_Request_. Count, in the entries below, the lines in which "seta" occurs. Give the number, nothing more.

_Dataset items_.
# # # #

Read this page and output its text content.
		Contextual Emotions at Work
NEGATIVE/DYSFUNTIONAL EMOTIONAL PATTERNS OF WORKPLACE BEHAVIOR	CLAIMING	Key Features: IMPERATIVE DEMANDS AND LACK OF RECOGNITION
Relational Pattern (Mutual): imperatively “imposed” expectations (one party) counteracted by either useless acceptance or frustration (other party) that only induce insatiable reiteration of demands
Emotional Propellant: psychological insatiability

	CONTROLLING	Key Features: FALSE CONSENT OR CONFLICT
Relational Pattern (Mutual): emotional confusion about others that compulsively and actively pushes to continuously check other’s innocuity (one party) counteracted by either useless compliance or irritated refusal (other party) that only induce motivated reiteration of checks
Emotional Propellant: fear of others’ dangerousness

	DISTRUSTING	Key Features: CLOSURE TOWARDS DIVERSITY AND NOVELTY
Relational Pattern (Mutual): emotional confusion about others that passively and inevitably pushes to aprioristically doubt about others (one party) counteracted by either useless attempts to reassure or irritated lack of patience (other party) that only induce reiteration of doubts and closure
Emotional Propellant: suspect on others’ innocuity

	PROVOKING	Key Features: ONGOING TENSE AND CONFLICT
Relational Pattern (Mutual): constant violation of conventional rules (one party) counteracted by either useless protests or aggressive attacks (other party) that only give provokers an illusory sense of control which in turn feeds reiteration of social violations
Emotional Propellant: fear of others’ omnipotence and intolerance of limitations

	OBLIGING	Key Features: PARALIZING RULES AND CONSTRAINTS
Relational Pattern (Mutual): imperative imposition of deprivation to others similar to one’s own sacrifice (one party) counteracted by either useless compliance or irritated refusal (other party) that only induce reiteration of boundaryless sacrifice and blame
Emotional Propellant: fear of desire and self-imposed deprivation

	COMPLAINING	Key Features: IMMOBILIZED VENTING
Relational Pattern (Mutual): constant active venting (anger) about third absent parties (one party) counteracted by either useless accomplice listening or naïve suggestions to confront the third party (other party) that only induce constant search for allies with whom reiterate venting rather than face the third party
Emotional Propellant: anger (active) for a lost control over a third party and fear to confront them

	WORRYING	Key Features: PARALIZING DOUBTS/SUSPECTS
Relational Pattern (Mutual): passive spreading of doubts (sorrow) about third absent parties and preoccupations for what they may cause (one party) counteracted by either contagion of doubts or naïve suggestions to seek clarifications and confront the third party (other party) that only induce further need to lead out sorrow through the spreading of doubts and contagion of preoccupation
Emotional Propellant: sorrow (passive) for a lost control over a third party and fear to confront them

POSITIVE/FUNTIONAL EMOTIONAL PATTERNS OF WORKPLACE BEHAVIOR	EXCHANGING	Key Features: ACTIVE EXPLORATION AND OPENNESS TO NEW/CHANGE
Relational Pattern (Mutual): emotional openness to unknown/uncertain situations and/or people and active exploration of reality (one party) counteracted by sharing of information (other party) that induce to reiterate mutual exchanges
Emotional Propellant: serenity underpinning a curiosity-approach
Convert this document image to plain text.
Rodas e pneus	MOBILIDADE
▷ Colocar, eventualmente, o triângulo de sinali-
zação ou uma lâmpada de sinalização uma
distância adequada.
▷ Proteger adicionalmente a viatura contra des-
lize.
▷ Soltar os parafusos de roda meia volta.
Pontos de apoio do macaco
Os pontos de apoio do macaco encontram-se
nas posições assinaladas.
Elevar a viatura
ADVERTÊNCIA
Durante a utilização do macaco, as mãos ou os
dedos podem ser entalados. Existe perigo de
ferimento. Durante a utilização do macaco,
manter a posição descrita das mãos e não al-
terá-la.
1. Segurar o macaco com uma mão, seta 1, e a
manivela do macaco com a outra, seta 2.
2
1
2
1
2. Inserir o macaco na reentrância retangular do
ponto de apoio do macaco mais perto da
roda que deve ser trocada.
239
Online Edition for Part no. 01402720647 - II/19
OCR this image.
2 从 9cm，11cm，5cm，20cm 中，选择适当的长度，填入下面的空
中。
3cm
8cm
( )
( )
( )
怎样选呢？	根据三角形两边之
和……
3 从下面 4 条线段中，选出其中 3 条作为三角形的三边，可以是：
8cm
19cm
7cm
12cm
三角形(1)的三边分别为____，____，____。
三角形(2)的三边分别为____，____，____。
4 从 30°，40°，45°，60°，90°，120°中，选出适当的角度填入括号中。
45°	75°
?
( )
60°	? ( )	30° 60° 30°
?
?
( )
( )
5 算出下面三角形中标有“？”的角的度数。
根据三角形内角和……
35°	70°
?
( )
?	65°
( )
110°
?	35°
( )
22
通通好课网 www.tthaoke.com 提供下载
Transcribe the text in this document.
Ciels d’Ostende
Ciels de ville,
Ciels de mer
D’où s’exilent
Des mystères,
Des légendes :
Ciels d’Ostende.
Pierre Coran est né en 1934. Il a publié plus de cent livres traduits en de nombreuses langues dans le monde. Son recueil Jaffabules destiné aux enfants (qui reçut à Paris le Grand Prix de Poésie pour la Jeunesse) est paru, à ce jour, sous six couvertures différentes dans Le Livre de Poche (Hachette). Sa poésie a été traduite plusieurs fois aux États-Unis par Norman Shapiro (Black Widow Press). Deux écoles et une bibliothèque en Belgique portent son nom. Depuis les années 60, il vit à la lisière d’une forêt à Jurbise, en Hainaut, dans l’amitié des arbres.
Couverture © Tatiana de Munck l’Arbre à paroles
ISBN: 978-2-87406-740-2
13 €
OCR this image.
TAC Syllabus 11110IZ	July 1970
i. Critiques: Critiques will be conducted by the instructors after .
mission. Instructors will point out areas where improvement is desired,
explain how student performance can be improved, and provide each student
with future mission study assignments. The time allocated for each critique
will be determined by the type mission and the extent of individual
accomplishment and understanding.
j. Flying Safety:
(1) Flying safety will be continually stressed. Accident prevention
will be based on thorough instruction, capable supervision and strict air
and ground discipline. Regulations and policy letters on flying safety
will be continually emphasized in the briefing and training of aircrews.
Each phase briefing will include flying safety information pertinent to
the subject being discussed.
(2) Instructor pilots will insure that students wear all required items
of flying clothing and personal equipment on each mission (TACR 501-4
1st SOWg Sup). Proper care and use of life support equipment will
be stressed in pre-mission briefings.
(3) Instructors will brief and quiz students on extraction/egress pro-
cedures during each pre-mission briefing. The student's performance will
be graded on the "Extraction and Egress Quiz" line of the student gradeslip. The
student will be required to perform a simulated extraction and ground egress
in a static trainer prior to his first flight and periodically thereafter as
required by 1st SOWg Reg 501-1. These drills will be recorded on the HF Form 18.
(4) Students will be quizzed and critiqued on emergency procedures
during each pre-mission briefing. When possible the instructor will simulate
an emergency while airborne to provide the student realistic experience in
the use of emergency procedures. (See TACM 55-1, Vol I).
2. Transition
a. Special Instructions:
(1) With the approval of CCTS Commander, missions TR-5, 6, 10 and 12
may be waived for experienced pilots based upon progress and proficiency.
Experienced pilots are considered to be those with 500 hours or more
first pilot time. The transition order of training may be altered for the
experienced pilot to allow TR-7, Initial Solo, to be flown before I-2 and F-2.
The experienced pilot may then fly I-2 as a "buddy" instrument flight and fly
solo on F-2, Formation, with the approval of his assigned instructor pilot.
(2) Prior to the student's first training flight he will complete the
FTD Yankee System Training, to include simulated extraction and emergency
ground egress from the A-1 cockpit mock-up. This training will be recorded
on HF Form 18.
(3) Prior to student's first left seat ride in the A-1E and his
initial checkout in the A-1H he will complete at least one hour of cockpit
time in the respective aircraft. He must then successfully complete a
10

# # # #

_Response_. 2